Transformasi ekonomi

 

Dalam RPJMN 2019-2024, program strategis Kabinet Indonesia Maju ialah transformasi ekonomi. Didefinisikan, sebagai proses yang berkesinambungan (McMillan dkk., 2017) untuk (a) memindahkan pekerja dan sumber daya lainnya dari yang berproduktivitas rendah menjadi tinggi (perubahan struktural), (b) meningkatkan pertumbuhan dalam sektor yang ada melalui penggunaan teknologi, dan (c) mendorong daerah-daerah yang potensial sebagai lokomotif pertumbuhan.

 

Data dari World Bank dan United Nations Industrial Development Organization (UNIDO), menunjukkan perekonomian negara maju pada 2016-2019 didominasi sektor jasa (69,76%), diikuti agrokultur (16,23%), dan industri hanya 14,01%. Adapun untuk upper middle-income countries, jasa berkontribusi 55,44%, diikuti agrokultur (24,87%), dan industri (19,69%).

CUPLIKAN CATATAN>
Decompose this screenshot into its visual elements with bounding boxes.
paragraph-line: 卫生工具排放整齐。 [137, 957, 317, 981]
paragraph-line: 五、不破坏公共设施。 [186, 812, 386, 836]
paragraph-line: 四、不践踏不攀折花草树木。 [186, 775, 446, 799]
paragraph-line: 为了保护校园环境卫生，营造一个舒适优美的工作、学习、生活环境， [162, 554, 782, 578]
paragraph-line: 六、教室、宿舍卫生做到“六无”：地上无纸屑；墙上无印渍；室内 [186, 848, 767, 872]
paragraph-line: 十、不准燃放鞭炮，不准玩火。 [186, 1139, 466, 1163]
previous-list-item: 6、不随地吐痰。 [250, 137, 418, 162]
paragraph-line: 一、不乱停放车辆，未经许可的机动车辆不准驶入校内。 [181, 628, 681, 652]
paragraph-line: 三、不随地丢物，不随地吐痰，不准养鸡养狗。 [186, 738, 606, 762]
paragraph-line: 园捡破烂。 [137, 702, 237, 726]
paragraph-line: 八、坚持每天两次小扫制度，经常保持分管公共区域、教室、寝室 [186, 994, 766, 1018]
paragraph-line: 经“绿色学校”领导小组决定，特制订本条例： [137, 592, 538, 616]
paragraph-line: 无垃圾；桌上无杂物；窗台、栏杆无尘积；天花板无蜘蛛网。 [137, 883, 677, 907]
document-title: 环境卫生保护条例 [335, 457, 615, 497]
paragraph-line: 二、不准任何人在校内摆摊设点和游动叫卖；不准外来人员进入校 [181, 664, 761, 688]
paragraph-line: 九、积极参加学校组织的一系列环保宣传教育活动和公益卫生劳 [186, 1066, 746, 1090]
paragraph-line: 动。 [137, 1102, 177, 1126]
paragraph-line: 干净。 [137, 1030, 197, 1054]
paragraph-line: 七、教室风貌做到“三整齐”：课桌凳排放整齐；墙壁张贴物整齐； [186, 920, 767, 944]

DAFTAR TUGAS>
A. Jelaskan dalam satu sampai tiga kalimat tujuan transformasi ekonomi sebagai proses berkesinambungan menurut kutipan tentang transformasi ekonomi.
B. Jawab pertanyaan berikut berdasarkan kutipan tentang transformasi ekonomi:
(i) Dalam RPJMN periode berapa transformasi ekonomi menjadi program strategis Kabinet Indonesia Maju?
(ii) Sektor apa yang mendominasi perekonomian negara maju pada 2016-2019, dan berapa persentasenya?
(iii) Berapa kontribusi sektor industri di upper middle-income countries?

DAFTAR JAWABAN>
A. Transformasi ekonomi bertujuan memindahkan pekerja dan sumber daya lainnya dari kegiatan berproduktivitas rendah ke yang tinggi, yang disebut perubahan struktural. Tujuan lainnya adalah meningkatkan pertumbuhan dalam sektor yang ada melalui penggunaan teknologi. Proses ini juga bertujuan mendorong daerah-daerah yang potensial menjadi lokomotif pertumbuhan.

B.
(i) RPJMN 2019-2024.
(ii) Sektor jasa, dengan 69,76%.
(iii) 19,69%.